(Records from a data collection)
☆ ☆ ☆ ☆
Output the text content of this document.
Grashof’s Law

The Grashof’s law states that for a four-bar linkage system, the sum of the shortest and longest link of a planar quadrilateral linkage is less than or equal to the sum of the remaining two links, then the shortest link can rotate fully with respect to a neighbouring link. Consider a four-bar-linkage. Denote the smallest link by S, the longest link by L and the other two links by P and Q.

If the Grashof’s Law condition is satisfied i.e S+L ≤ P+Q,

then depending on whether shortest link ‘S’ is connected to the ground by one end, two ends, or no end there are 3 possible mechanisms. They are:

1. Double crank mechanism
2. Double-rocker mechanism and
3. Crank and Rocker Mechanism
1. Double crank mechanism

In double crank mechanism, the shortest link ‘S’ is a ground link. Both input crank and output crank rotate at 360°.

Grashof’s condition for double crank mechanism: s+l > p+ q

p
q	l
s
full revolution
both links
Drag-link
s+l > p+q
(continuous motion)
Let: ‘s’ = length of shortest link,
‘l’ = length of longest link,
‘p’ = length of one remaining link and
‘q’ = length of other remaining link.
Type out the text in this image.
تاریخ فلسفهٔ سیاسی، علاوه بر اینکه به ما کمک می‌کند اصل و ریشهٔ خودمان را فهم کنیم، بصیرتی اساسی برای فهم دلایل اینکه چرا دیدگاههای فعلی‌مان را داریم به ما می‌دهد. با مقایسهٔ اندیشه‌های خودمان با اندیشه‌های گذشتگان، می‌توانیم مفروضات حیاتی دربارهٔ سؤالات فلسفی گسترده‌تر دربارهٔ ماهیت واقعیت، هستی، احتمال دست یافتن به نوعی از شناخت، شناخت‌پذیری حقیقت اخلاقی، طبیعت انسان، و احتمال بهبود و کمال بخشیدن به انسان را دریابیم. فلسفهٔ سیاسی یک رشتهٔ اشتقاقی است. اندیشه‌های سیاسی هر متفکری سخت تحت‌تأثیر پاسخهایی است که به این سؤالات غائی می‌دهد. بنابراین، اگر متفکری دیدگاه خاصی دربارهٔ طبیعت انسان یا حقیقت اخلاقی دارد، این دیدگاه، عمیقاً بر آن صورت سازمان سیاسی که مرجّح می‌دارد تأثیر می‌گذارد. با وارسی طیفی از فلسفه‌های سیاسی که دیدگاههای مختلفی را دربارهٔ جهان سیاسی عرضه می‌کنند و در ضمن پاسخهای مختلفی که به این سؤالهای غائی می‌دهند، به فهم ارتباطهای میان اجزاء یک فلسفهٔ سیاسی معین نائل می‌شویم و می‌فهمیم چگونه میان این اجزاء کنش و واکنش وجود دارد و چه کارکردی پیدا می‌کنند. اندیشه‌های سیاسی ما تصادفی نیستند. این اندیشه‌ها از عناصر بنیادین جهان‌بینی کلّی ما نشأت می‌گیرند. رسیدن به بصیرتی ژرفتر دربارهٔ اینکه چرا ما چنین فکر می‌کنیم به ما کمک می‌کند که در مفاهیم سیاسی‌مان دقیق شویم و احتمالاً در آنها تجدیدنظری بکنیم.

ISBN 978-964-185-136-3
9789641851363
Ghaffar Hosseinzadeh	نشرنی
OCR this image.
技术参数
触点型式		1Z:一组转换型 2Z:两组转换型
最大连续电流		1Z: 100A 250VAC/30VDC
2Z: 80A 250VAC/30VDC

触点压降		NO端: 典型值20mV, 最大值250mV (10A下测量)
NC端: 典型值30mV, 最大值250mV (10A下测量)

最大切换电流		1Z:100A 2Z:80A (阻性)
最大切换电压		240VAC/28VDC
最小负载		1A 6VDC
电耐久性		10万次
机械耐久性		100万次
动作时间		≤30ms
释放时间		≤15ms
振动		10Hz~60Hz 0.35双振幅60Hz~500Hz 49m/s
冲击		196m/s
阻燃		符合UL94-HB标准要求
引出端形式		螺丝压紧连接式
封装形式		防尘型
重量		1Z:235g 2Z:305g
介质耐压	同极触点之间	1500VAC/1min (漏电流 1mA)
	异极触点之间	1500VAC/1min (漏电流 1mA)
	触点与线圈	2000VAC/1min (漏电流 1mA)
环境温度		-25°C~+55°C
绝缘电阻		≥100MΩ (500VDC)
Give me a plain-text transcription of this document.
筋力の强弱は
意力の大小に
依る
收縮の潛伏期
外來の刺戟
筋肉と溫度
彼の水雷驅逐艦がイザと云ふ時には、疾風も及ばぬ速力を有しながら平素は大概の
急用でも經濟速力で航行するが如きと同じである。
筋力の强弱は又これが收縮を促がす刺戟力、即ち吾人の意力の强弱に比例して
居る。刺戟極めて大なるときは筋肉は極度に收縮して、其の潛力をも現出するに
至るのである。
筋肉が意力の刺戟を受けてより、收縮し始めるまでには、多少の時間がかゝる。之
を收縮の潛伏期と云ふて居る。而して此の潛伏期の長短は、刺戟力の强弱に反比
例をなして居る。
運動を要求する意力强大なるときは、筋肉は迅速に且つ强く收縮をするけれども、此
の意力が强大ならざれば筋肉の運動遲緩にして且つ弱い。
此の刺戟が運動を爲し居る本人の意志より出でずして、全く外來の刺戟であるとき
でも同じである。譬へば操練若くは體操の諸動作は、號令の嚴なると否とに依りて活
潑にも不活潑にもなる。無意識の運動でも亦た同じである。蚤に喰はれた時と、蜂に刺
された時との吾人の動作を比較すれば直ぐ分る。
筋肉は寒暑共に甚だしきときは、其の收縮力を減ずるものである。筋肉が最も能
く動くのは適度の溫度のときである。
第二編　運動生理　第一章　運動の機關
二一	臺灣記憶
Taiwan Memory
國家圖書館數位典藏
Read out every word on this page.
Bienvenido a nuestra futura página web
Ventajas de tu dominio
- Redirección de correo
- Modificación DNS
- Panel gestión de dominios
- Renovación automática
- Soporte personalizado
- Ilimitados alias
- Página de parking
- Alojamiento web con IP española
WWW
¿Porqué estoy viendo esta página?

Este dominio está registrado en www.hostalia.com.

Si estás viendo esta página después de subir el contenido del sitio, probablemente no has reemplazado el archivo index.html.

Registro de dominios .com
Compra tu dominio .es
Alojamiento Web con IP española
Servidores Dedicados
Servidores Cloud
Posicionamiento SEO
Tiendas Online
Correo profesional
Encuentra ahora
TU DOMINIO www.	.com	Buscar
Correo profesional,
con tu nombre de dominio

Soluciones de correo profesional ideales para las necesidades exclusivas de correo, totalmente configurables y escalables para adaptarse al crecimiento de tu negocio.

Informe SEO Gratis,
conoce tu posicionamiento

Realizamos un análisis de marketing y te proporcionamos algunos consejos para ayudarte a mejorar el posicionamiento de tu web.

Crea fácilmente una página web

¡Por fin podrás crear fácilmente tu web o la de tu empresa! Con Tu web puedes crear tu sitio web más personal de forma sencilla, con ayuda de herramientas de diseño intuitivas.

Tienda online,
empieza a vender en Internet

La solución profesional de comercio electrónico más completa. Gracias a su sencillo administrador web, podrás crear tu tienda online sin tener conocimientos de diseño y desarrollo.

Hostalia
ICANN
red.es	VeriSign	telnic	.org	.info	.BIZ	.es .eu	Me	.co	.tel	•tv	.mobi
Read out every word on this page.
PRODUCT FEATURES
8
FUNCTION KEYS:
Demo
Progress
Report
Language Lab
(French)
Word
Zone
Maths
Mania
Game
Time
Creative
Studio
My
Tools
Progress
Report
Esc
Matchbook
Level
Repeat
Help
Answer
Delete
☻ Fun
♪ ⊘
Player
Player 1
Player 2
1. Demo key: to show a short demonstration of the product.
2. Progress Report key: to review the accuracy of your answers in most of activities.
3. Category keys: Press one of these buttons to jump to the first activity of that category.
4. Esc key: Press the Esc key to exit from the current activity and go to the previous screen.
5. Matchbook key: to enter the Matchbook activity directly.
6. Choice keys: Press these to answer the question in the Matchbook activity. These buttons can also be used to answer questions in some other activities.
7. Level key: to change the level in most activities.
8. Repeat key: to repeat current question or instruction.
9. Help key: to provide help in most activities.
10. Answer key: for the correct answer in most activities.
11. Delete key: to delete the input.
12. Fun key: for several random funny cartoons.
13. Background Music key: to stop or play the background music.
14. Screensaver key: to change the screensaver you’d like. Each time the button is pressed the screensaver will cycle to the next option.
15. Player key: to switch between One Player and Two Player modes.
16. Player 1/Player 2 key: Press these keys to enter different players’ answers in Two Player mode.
☆ ☆ ☆ ☆
### Requirement
Write out every line of the listing that holds the word "other".

### Worked solution
The Grashof’s law states that for a four-bar linkage system, the sum of the shortest and longest link of a planar quadrilateral linkage is less than or equal to the sum of the remaining two links, then the shortest link can rotate fully with respect to a neighbouring link. Consider a four-bar-linkage. Denote the smallest link by S, the longest link by L and the other two links by P and Q.
‘q’ = length of other remaining link.
6. Choice keys: Press these to answer the question in the Matchbook activity. These buttons can also be used to answer questions in some other activities.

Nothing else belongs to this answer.